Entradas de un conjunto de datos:

=====

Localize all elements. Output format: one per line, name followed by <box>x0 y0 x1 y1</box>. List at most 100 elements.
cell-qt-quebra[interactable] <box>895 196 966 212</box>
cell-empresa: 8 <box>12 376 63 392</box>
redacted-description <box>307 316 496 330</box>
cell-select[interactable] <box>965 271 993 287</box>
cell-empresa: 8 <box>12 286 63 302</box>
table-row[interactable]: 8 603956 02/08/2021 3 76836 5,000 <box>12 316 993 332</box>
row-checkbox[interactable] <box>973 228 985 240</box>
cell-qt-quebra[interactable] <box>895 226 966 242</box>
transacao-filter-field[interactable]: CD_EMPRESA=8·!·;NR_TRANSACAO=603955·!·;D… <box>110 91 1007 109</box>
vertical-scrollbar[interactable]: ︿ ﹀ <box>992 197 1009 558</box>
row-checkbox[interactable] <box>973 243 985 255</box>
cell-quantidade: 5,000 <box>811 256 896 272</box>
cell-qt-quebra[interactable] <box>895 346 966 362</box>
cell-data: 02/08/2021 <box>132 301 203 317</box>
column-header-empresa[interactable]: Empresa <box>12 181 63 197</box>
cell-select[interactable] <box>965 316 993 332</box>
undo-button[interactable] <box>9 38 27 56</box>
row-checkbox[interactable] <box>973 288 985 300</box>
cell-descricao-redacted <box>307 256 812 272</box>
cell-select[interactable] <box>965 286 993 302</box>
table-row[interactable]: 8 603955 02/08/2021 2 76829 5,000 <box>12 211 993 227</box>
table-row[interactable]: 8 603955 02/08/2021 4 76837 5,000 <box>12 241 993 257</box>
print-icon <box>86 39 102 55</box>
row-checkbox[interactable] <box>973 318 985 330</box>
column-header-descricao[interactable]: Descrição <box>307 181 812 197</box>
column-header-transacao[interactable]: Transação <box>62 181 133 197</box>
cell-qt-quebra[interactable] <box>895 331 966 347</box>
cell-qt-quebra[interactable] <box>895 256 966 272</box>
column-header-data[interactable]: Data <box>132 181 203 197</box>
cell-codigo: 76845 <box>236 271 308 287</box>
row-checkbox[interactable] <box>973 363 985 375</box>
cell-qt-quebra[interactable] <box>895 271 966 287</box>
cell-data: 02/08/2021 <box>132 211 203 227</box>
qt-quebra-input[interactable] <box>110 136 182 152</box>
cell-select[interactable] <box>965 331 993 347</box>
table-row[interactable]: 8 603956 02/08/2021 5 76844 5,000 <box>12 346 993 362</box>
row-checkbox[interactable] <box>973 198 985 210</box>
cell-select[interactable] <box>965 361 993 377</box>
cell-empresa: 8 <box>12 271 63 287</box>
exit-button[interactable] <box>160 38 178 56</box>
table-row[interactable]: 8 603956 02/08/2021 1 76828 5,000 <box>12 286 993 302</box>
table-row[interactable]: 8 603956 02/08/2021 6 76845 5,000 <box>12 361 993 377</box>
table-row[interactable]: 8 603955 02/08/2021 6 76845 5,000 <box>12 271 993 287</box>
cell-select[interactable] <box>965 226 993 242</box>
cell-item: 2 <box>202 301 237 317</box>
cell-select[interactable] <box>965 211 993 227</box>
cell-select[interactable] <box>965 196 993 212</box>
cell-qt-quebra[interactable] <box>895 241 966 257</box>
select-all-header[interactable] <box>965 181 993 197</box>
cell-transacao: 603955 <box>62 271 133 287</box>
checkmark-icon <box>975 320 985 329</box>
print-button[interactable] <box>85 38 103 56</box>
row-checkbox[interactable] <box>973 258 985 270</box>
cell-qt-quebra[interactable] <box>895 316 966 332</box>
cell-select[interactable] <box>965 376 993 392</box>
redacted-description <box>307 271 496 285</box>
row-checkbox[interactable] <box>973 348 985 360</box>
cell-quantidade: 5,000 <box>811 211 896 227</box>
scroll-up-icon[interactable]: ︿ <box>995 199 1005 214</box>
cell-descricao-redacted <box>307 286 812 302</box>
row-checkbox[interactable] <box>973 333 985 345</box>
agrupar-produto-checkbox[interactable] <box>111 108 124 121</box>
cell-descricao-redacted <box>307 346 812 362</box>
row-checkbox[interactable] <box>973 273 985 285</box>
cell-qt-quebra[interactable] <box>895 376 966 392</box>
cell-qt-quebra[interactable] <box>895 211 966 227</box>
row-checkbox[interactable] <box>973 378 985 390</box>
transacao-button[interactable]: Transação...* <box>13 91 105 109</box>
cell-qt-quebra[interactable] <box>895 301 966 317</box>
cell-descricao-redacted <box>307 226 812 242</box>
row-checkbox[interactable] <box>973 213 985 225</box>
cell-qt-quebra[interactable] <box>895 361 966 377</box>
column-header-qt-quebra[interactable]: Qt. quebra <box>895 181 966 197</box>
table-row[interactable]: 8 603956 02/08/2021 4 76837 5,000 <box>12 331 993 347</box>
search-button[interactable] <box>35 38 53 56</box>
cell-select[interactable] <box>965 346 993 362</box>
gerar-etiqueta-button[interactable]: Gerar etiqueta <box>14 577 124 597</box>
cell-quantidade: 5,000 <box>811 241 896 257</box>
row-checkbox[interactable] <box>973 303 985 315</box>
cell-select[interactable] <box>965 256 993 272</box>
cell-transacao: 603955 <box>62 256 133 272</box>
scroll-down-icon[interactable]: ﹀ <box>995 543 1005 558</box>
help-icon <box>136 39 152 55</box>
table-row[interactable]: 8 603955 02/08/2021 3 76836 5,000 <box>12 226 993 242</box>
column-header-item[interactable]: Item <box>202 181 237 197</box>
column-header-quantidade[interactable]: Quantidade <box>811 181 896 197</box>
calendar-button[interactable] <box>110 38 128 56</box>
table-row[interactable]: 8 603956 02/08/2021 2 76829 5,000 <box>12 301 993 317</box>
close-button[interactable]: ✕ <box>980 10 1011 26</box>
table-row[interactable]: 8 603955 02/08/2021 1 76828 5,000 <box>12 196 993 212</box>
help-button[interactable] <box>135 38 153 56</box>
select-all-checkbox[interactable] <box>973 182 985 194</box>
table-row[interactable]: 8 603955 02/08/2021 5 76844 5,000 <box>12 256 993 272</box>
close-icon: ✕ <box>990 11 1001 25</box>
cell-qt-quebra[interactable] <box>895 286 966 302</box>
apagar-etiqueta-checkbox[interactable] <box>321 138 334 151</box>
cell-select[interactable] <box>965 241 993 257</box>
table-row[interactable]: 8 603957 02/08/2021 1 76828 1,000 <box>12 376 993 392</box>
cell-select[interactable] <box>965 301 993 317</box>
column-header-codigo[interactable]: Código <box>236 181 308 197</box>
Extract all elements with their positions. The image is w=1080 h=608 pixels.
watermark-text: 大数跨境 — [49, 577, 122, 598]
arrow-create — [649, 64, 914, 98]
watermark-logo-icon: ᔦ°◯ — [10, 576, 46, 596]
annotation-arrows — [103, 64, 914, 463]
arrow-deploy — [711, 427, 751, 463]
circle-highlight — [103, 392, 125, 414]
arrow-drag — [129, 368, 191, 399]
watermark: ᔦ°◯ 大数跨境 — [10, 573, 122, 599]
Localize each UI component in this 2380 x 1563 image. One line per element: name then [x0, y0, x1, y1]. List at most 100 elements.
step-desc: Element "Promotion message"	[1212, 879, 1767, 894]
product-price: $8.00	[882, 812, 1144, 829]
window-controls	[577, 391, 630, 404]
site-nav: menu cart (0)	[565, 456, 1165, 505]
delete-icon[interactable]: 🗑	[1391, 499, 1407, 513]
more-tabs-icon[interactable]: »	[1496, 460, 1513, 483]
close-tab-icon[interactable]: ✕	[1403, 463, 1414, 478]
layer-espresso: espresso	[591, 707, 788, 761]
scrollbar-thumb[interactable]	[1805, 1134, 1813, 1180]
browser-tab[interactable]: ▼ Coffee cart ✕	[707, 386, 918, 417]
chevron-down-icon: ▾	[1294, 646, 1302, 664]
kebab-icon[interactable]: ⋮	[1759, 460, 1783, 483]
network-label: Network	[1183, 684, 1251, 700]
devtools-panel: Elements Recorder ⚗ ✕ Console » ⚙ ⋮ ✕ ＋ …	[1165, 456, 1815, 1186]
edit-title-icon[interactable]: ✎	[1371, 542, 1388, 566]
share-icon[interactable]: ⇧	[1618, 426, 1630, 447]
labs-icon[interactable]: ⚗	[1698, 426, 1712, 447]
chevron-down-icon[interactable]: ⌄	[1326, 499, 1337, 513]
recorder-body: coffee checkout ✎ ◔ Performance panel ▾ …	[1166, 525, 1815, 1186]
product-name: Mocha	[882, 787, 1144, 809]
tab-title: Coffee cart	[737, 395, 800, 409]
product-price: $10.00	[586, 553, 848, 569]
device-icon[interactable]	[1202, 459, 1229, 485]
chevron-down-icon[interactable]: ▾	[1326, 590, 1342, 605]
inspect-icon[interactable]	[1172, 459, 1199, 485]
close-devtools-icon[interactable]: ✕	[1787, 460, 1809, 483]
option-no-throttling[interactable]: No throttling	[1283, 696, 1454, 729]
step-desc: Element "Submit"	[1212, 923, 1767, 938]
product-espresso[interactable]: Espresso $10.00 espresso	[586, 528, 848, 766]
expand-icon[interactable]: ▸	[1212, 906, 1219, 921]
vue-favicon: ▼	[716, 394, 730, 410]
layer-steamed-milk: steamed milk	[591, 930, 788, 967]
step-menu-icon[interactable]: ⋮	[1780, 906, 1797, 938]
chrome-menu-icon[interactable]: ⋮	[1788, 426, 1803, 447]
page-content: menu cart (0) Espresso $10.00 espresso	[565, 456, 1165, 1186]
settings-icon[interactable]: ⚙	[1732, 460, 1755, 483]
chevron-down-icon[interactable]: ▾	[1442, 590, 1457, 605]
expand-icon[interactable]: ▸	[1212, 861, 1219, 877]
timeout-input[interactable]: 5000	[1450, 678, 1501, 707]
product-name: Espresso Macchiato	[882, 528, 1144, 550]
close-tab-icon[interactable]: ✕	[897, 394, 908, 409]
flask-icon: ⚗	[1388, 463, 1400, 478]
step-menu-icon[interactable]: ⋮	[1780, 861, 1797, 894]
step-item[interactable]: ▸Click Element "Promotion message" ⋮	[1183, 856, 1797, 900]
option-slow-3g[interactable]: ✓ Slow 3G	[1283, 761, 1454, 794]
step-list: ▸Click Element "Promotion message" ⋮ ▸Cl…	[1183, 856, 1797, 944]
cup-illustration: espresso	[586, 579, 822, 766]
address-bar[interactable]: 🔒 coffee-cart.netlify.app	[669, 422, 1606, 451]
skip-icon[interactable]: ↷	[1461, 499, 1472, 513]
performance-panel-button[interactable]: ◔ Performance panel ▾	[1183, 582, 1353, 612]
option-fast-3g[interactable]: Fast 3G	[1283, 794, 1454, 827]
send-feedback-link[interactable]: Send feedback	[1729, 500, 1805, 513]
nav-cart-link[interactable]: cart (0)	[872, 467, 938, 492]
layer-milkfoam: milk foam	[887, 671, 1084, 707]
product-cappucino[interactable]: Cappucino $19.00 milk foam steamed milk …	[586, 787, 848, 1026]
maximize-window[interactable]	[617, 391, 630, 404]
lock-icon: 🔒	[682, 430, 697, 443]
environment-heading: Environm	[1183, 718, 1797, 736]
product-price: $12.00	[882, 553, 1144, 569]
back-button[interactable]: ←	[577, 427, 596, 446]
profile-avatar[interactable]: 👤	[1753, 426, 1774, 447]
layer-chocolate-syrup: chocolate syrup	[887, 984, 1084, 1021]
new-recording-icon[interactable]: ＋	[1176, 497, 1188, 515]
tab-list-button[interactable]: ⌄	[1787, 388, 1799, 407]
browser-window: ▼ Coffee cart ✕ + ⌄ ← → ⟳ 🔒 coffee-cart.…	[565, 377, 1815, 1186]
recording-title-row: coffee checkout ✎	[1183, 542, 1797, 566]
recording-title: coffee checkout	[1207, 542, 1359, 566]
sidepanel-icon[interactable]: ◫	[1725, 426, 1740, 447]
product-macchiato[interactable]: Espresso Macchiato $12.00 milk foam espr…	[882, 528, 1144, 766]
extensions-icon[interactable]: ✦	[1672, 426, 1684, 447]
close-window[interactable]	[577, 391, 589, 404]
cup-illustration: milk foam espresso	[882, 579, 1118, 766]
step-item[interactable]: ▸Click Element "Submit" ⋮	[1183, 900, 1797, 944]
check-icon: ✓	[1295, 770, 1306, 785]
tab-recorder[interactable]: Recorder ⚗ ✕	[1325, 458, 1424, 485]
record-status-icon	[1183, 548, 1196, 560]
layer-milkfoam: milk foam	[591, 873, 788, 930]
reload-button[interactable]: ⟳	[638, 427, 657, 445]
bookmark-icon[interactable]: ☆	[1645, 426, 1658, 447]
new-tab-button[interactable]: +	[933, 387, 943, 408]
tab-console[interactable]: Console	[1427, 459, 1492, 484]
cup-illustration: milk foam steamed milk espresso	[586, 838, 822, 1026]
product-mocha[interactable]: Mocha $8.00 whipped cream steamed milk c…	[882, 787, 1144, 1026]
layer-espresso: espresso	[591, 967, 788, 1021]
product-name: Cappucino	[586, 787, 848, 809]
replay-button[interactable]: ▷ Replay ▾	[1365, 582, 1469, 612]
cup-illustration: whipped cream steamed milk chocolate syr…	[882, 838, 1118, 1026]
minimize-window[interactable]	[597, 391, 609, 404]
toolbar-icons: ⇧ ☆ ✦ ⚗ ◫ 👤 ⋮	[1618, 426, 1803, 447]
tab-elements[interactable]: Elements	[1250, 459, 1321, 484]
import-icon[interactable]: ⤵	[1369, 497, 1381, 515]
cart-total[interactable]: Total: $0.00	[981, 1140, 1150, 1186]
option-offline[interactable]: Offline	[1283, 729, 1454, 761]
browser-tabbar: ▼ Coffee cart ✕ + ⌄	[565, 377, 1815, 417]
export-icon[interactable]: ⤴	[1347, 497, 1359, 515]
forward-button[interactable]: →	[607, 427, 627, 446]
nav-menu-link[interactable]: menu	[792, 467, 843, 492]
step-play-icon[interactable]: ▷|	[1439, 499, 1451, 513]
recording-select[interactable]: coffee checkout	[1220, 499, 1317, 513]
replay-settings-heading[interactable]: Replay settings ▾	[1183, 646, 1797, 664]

=====

> _Reto_
Reproduce sin cambios las líneas de los ítems, empezando por el comienzo de los ítems y terminando en la línea que contiene "cell-descricao-redacted <box>307 256", ambos extremos incluidos.

> _Resultado de la tarea_
Localize all elements. Output format: one per line, name followed by <box>x0 y0 x1 y1</box>. List at most 100 elements.
cell-qt-quebra[interactable] <box>895 196 966 212</box>
cell-empresa: 8 <box>12 376 63 392</box>
redacted-description <box>307 316 496 330</box>
cell-select[interactable] <box>965 271 993 287</box>
cell-empresa: 8 <box>12 286 63 302</box>
table-row[interactable]: 8 603956 02/08/2021 3 76836 5,000 <box>12 316 993 332</box>
row-checkbox[interactable] <box>973 228 985 240</box>
cell-qt-quebra[interactable] <box>895 226 966 242</box>
transacao-filter-field[interactable]: CD_EMPRESA=8·!·;NR_TRANSACAO=603955·!·;D… <box>110 91 1007 109</box>
vertical-scrollbar[interactable]: ︿ ﹀ <box>992 197 1009 558</box>
row-checkbox[interactable] <box>973 243 985 255</box>
cell-quantidade: 5,000 <box>811 256 896 272</box>
cell-qt-quebra[interactable] <box>895 346 966 362</box>
cell-data: 02/08/2021 <box>132 301 203 317</box>
column-header-empresa[interactable]: Empresa <box>12 181 63 197</box>
cell-select[interactable] <box>965 316 993 332</box>
undo-button[interactable] <box>9 38 27 56</box>
row-checkbox[interactable] <box>973 288 985 300</box>
cell-descricao-redacted <box>307 256 812 272</box>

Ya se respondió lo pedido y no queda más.